RECORDS SUPPLIED –
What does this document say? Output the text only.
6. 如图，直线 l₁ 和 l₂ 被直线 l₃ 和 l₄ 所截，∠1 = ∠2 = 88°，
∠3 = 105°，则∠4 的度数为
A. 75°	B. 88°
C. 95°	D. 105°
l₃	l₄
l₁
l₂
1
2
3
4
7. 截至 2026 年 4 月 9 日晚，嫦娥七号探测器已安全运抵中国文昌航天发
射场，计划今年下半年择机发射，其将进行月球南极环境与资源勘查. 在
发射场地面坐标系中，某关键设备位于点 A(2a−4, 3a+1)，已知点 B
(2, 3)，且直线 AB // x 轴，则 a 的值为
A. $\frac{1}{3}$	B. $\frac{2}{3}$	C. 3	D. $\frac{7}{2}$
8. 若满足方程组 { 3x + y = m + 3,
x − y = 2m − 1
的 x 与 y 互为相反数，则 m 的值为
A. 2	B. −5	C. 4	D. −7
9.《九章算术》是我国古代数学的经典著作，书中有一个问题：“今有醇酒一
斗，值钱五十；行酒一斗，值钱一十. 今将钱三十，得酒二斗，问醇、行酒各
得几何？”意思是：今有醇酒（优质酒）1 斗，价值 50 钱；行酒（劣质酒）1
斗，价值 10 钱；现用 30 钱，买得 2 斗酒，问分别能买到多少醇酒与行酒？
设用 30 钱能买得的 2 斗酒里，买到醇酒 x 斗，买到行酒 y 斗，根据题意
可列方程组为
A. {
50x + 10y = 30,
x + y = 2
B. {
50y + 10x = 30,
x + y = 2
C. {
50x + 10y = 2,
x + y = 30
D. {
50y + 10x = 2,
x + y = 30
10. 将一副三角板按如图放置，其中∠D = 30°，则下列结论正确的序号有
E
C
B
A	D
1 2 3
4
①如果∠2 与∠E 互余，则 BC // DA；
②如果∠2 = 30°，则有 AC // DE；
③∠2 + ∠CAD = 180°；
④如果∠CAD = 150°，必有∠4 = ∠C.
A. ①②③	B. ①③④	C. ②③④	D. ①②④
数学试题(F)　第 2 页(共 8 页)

WHAT TO PRODUCE – Take the entries above and copy them out exactly.

SOLUTION –
What does this document say? Output the text only.
6. 如图，直线 l₁ 和 l₂ 被直线 l₃ 和 l₄ 所截，∠1 = ∠2 = 88°，
∠3 = 105°，则∠4 的度数为
A. 75°	B. 88°
C. 95°	D. 105°
l₃	l₄
l₁
l₂
1
2
3
4
7. 截至 2026 年 4 月 9 日晚，嫦娥七号探测器已安全运抵中国文昌航天发
射场，计划今年下半年择机发射，其将进行月球南极环境与资源勘查. 在
发射场地面坐标系中，某关键设备位于点 A(2a−4, 3a+1)，已知点 B
(2, 3)，且直线 AB // x 轴，则 a 的值为
A. $\frac{1}{3}$	B. $\frac{2}{3}$	C. 3	D. $\frac{7}{2}$
8. 若满足方程组 { 3x + y = m + 3,
x − y = 2m − 1
的 x 与 y 互为相反数，则 m 的值为
A. 2	B. −5	C. 4	D. −7
9.《九章算术》是我国古代数学的经典著作，书中有一个问题：“今有醇酒一
斗，值钱五十；行酒一斗，值钱一十. 今将钱三十，得酒二斗，问醇、行酒各
得几何？”意思是：今有醇酒（优质酒）1 斗，价值 50 钱；行酒（劣质酒）1
斗，价值 10 钱；现用 30 钱，买得 2 斗酒，问分别能买到多少醇酒与行酒？
设用 30 钱能买得的 2 斗酒里，买到醇酒 x 斗，买到行酒 y 斗，根据题意
可列方程组为
A. {
50x + 10y = 30,
x + y = 2
B. {
50y + 10x = 30,
x + y = 2
C. {
50x + 10y = 2,
x + y = 30
D. {
50y + 10x = 2,
x + y = 30
10. 将一副三角板按如图放置，其中∠D = 30°，则下列结论正确的序号有
E
C
B
A	D
1 2 3
4
①如果∠2 与∠E 互余，则 BC // DA；
②如果∠2 = 30°，则有 AC // DE；
③∠2 + ∠CAD = 180°；
④如果∠CAD = 150°，必有∠4 = ∠C.
A. ①②③	B. ①③④	C. ②③④	D. ①②④
数学试题(F)　第 2 页(共 8 页)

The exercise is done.